** BEGIN STORED ROWS **
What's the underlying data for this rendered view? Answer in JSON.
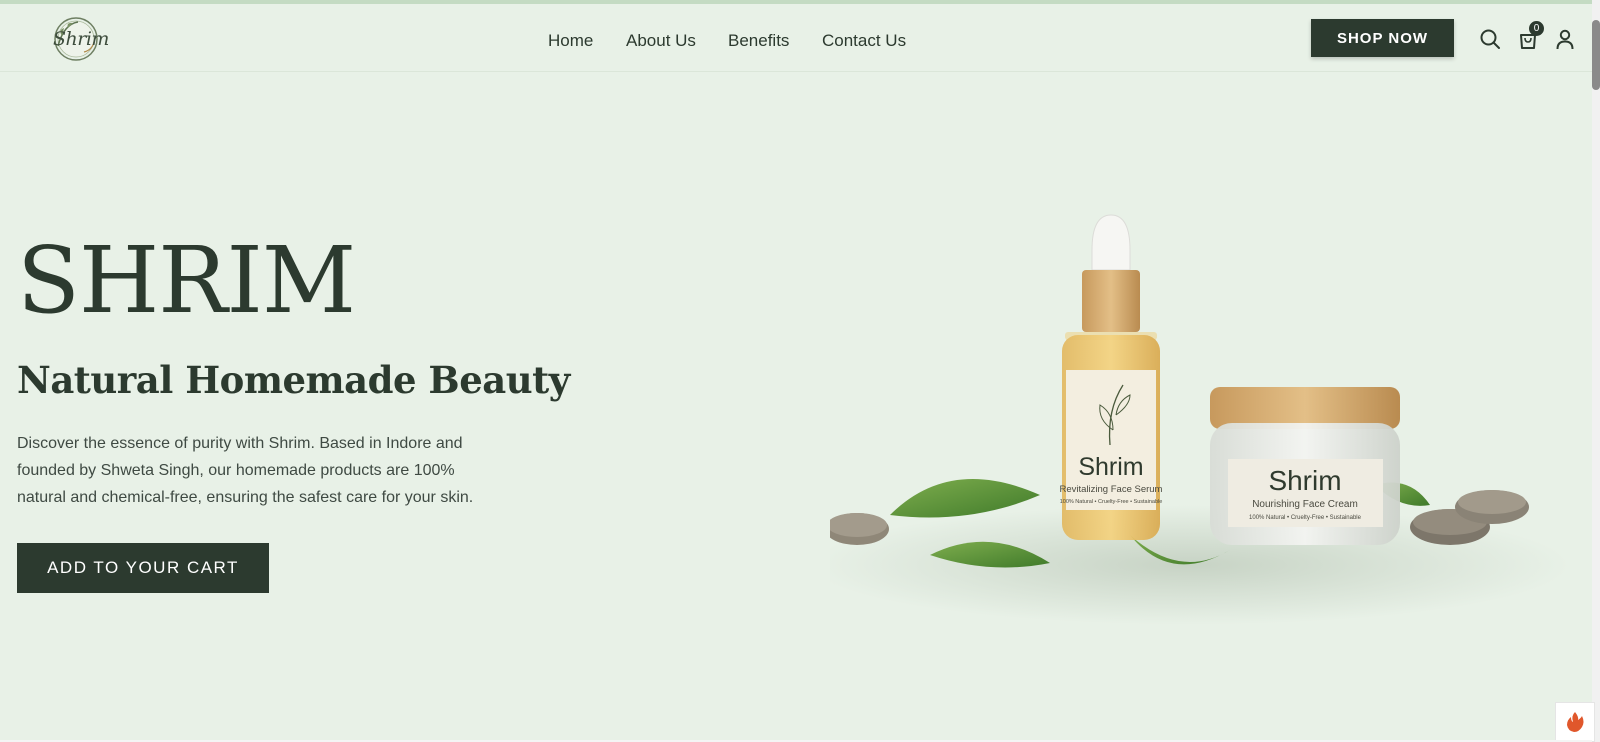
{
  "header": {
    "logo_text": "Shrim",
    "nav": [
      {
        "label": "Home"
      },
      {
        "label": "About Us"
      },
      {
        "label": "Benefits"
      },
      {
        "label": "Contact Us"
      }
    ],
    "shop_button": "SHOP NOW",
    "cart_count": "0",
    "icons": [
      "search-icon",
      "cart-icon",
      "user-icon"
    ]
  },
  "hero": {
    "title": "SHRIM",
    "subtitle": "Natural Homemade Beauty",
    "description": "Discover the essence of purity with Shrim. Based in Indore and founded by Shweta Singh, our homemade products are 100% natural and chemical-free, ensuring the safest care for your skin.",
    "cta": "ADD TO YOUR CART"
  },
  "products": {
    "serum": {
      "brand": "Shrim",
      "name": "Revitalizing Face Serum",
      "tagline": "100% Natural • Cruelty-Free • Sustainable"
    },
    "cream": {
      "brand": "Shrim",
      "name": "Nourishing Face Cream",
      "tagline": "100% Natural • Cruelty-Free • Sustainable"
    }
  },
  "colors": {
    "background": "#e8f1e7",
    "primary": "#2c3a2f",
    "button_text": "#ffffff"
  }
}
** END STORED ROWS **
→ WHAT NEEDS TO BE DONE: Omit the pictures. Output every record above word for word.

→ THE REPLY:
What's the underlying data for this rendered view? Answer in JSON.
{
  "header": {
    "logo_text": "Shrim",
    "nav": [
      {
        "label": "Home"
      },
      {
        "label": "About Us"
      },
      {
        "label": "Benefits"
      },
      {
        "label": "Contact Us"
      }
    ],
    "shop_button": "SHOP NOW",
    "cart_count": "0",
    "icons": [
      "search-icon",
      "cart-icon",
      "user-icon"
    ]
  },
  "hero": {
    "title": "SHRIM",
    "subtitle": "Natural Homemade Beauty",
    "description": "Discover the essence of purity with Shrim. Based in Indore and founded by Shweta Singh, our homemade products are 100% natural and chemical-free, ensuring the safest care for your skin.",
    "cta": "ADD TO YOUR CART"
  },
  "products": {
    "serum": {
      "brand": "Shrim",
      "name": "Revitalizing Face Serum",
      "tagline": "100% Natural • Cruelty-Free • Sustainable"
    },
    "cream": {
      "brand": "Shrim",
      "name": "Nourishing Face Cream",
      "tagline": "100% Natural • Cruelty-Free • Sustainable"
    }
  },
  "colors": {
    "background": "#e8f1e7",
    "primary": "#2c3a2f",
    "button_text": "#ffffff"
  }
}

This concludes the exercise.